§ **Given exercise**
Which lines hold the word "ylabel"? Copy each of them.

§ **The records**
▼▼▼

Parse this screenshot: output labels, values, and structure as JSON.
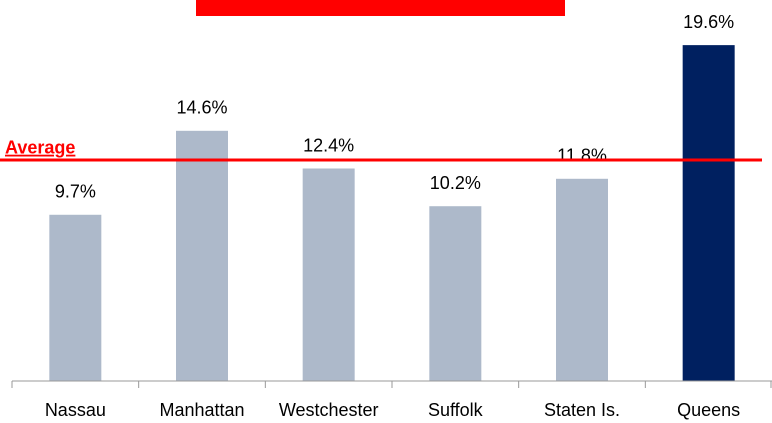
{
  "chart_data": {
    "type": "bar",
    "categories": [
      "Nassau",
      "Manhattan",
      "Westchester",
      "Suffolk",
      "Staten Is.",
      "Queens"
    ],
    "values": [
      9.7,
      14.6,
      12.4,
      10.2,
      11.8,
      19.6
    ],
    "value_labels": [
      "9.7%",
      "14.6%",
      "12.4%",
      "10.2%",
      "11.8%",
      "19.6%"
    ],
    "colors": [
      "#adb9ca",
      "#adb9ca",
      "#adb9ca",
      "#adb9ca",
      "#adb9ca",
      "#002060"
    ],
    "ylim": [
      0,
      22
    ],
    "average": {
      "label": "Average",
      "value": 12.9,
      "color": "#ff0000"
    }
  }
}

▲▲▲
▼▼▼

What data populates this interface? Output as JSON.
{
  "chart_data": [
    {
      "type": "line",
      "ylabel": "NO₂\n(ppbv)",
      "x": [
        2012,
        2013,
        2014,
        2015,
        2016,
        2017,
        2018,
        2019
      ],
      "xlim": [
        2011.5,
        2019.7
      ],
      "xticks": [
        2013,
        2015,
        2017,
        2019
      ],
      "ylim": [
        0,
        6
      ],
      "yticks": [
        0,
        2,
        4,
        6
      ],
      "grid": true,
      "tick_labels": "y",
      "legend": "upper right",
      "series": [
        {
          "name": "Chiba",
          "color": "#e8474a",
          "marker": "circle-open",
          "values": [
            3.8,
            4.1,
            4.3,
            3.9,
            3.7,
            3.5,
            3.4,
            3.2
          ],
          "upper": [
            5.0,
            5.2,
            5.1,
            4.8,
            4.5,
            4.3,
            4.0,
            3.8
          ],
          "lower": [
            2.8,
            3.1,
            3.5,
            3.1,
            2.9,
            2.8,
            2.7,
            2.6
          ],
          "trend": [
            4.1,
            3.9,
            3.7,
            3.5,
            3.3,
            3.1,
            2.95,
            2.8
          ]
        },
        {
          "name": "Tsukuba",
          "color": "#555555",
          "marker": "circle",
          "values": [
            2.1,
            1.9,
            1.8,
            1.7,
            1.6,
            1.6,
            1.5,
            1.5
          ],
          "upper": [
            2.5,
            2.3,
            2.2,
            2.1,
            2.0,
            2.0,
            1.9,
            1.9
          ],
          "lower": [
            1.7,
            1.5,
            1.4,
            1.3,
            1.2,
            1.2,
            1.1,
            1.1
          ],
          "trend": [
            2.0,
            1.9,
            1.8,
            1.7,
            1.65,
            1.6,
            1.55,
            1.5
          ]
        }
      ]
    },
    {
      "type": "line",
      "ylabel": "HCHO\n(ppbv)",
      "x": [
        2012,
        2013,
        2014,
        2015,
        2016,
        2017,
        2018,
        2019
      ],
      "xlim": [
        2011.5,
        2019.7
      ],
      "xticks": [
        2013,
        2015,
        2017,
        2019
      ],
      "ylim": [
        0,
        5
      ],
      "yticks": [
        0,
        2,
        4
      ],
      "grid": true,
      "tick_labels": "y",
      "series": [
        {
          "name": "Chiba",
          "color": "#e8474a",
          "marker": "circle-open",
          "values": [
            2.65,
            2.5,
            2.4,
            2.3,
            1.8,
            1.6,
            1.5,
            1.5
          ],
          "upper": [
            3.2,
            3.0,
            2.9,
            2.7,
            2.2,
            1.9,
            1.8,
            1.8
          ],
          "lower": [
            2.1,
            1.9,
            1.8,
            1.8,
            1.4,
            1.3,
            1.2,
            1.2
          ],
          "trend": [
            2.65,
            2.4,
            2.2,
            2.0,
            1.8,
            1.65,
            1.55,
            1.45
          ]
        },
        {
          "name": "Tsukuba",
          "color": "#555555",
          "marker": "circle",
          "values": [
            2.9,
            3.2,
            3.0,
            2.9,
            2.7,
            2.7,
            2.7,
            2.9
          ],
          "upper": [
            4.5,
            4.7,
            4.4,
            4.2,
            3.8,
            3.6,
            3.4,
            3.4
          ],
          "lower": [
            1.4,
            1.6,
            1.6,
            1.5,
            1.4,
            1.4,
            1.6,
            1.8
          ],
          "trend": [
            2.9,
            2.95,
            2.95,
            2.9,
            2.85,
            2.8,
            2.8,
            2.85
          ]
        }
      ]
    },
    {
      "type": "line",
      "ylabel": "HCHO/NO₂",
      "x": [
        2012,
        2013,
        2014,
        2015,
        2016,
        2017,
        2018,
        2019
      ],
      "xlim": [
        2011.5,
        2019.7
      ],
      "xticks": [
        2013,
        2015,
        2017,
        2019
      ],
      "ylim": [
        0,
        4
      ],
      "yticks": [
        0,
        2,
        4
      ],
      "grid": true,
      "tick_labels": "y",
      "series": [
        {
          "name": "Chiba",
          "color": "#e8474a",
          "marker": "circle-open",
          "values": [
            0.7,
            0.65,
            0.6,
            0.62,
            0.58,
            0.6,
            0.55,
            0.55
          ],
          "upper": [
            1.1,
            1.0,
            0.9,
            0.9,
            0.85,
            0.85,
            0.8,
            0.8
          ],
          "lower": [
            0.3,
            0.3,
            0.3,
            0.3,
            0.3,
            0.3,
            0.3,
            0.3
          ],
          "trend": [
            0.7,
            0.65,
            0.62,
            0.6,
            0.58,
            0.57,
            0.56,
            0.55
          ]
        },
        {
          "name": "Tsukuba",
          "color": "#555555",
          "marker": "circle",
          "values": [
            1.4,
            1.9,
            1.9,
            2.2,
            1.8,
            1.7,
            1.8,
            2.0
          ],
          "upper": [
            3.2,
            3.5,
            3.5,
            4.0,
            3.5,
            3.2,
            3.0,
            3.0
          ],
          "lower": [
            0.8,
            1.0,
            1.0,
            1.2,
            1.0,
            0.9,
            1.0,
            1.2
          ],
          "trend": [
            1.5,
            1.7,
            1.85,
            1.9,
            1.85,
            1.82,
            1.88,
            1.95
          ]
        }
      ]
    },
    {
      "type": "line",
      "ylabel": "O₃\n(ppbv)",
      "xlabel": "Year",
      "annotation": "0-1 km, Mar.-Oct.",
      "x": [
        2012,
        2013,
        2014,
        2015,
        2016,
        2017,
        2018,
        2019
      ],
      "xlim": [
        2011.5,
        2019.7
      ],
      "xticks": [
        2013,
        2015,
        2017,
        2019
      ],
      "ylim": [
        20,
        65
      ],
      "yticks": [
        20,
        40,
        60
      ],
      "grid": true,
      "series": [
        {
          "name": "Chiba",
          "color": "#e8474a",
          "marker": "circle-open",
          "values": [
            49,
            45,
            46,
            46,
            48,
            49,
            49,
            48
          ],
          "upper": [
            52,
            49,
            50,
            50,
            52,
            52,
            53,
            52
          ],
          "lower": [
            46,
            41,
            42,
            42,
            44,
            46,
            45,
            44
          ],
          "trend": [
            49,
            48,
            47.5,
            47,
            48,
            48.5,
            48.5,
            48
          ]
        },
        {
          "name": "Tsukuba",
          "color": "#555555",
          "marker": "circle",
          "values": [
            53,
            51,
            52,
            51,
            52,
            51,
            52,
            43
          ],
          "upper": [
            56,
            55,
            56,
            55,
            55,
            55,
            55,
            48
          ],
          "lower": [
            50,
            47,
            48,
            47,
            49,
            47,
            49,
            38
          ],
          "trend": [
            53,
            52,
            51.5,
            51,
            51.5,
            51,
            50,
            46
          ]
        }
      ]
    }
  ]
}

▲▲▲

§ **Task response**
      "ylabel": "NO₂\n(ppbv)",
      "ylabel": "HCHO\n(ppbv)",
      "ylabel": "HCHO/NO₂",
      "ylabel": "O₃\n(ppbv)",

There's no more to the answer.